* BEGIN RECORDS SHOWN *
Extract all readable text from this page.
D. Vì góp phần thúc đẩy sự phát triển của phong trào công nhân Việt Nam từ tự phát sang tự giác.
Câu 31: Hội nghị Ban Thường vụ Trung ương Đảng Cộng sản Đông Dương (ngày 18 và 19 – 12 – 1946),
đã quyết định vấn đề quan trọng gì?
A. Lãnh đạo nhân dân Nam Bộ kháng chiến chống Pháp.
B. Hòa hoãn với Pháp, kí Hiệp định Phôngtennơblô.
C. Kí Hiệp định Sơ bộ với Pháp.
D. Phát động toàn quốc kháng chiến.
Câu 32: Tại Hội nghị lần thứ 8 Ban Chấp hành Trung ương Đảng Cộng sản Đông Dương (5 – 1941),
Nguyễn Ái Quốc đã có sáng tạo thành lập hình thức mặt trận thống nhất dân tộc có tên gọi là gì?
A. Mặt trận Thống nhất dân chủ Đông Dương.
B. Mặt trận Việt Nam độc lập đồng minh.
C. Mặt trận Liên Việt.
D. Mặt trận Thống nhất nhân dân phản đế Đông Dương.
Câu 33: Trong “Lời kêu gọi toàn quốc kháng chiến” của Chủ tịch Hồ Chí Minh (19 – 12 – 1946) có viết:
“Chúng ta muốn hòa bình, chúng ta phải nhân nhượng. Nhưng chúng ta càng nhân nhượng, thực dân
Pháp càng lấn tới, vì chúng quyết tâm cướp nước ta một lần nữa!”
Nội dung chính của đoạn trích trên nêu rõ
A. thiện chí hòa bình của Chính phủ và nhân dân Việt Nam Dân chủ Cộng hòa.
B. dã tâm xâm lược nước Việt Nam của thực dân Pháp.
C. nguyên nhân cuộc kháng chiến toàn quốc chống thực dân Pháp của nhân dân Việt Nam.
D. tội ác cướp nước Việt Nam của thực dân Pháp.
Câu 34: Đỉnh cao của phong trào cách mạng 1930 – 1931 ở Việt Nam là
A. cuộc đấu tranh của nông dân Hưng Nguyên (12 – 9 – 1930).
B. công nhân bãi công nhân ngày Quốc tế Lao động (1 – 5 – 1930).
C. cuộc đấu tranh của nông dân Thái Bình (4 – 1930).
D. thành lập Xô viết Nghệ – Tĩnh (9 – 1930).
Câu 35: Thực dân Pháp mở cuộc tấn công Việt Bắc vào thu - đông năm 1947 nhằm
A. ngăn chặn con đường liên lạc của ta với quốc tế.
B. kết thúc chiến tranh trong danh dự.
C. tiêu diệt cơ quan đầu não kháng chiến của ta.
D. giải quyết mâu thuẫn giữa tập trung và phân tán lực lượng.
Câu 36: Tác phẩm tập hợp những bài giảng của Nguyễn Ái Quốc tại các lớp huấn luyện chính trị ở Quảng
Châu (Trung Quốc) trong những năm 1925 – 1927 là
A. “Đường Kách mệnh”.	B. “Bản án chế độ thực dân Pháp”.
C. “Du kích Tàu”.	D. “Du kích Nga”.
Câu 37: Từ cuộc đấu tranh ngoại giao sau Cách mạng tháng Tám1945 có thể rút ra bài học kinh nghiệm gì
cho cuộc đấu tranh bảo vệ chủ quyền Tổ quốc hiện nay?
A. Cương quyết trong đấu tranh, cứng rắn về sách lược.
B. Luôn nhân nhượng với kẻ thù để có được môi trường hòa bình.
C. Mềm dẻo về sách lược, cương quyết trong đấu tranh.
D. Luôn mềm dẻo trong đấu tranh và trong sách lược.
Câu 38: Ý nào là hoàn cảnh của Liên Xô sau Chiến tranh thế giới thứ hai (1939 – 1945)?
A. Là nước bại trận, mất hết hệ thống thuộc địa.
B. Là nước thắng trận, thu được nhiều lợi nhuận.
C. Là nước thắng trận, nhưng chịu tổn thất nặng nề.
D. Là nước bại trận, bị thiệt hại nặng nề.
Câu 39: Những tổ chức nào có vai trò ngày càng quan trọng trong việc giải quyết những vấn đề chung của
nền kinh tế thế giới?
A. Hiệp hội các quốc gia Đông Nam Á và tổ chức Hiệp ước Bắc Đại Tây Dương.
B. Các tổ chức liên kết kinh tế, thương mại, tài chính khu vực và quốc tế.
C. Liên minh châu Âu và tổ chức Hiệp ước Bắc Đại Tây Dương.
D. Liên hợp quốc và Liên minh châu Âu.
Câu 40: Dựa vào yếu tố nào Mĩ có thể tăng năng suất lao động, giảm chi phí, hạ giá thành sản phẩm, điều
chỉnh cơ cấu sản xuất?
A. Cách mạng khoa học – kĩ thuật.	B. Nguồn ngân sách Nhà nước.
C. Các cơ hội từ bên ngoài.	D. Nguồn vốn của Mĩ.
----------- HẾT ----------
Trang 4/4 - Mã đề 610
* END RECORDS SHOWN *
» **WHAT IS REQUIRED**:
Copy each entry exactly, with nothing added or dropped.

» **REPLY TO THE EXERCISE**:
Extract all readable text from this page.
D. Vì góp phần thúc đẩy sự phát triển của phong trào công nhân Việt Nam từ tự phát sang tự giác.
Câu 31: Hội nghị Ban Thường vụ Trung ương Đảng Cộng sản Đông Dương (ngày 18 và 19 – 12 – 1946),
đã quyết định vấn đề quan trọng gì?
A. Lãnh đạo nhân dân Nam Bộ kháng chiến chống Pháp.
B. Hòa hoãn với Pháp, kí Hiệp định Phôngtennơblô.
C. Kí Hiệp định Sơ bộ với Pháp.
D. Phát động toàn quốc kháng chiến.
Câu 32: Tại Hội nghị lần thứ 8 Ban Chấp hành Trung ương Đảng Cộng sản Đông Dương (5 – 1941),
Nguyễn Ái Quốc đã có sáng tạo thành lập hình thức mặt trận thống nhất dân tộc có tên gọi là gì?
A. Mặt trận Thống nhất dân chủ Đông Dương.
B. Mặt trận Việt Nam độc lập đồng minh.
C. Mặt trận Liên Việt.
D. Mặt trận Thống nhất nhân dân phản đế Đông Dương.
Câu 33: Trong “Lời kêu gọi toàn quốc kháng chiến” của Chủ tịch Hồ Chí Minh (19 – 12 – 1946) có viết:
“Chúng ta muốn hòa bình, chúng ta phải nhân nhượng. Nhưng chúng ta càng nhân nhượng, thực dân
Pháp càng lấn tới, vì chúng quyết tâm cướp nước ta một lần nữa!”
Nội dung chính của đoạn trích trên nêu rõ
A. thiện chí hòa bình của Chính phủ và nhân dân Việt Nam Dân chủ Cộng hòa.
B. dã tâm xâm lược nước Việt Nam của thực dân Pháp.
C. nguyên nhân cuộc kháng chiến toàn quốc chống thực dân Pháp của nhân dân Việt Nam.
D. tội ác cướp nước Việt Nam của thực dân Pháp.
Câu 34: Đỉnh cao của phong trào cách mạng 1930 – 1931 ở Việt Nam là
A. cuộc đấu tranh của nông dân Hưng Nguyên (12 – 9 – 1930).
B. công nhân bãi công nhân ngày Quốc tế Lao động (1 – 5 – 1930).
C. cuộc đấu tranh của nông dân Thái Bình (4 – 1930).
D. thành lập Xô viết Nghệ – Tĩnh (9 – 1930).
Câu 35: Thực dân Pháp mở cuộc tấn công Việt Bắc vào thu - đông năm 1947 nhằm
A. ngăn chặn con đường liên lạc của ta với quốc tế.
B. kết thúc chiến tranh trong danh dự.
C. tiêu diệt cơ quan đầu não kháng chiến của ta.
D. giải quyết mâu thuẫn giữa tập trung và phân tán lực lượng.
Câu 36: Tác phẩm tập hợp những bài giảng của Nguyễn Ái Quốc tại các lớp huấn luyện chính trị ở Quảng
Châu (Trung Quốc) trong những năm 1925 – 1927 là
A. “Đường Kách mệnh”.	B. “Bản án chế độ thực dân Pháp”.
C. “Du kích Tàu”.	D. “Du kích Nga”.
Câu 37: Từ cuộc đấu tranh ngoại giao sau Cách mạng tháng Tám1945 có thể rút ra bài học kinh nghiệm gì
cho cuộc đấu tranh bảo vệ chủ quyền Tổ quốc hiện nay?
A. Cương quyết trong đấu tranh, cứng rắn về sách lược.
B. Luôn nhân nhượng với kẻ thù để có được môi trường hòa bình.
C. Mềm dẻo về sách lược, cương quyết trong đấu tranh.
D. Luôn mềm dẻo trong đấu tranh và trong sách lược.
Câu 38: Ý nào là hoàn cảnh của Liên Xô sau Chiến tranh thế giới thứ hai (1939 – 1945)?
A. Là nước bại trận, mất hết hệ thống thuộc địa.
B. Là nước thắng trận, thu được nhiều lợi nhuận.
C. Là nước thắng trận, nhưng chịu tổn thất nặng nề.
D. Là nước bại trận, bị thiệt hại nặng nề.
Câu 39: Những tổ chức nào có vai trò ngày càng quan trọng trong việc giải quyết những vấn đề chung của
nền kinh tế thế giới?
A. Hiệp hội các quốc gia Đông Nam Á và tổ chức Hiệp ước Bắc Đại Tây Dương.
B. Các tổ chức liên kết kinh tế, thương mại, tài chính khu vực và quốc tế.
C. Liên minh châu Âu và tổ chức Hiệp ước Bắc Đại Tây Dương.
D. Liên hợp quốc và Liên minh châu Âu.
Câu 40: Dựa vào yếu tố nào Mĩ có thể tăng năng suất lao động, giảm chi phí, hạ giá thành sản phẩm, điều
chỉnh cơ cấu sản xuất?
A. Cách mạng khoa học – kĩ thuật.	B. Nguồn ngân sách Nhà nước.
C. Các cơ hội từ bên ngoài.	D. Nguồn vốn của Mĩ.
----------- HẾT ----------
Trang 4/4 - Mã đề 610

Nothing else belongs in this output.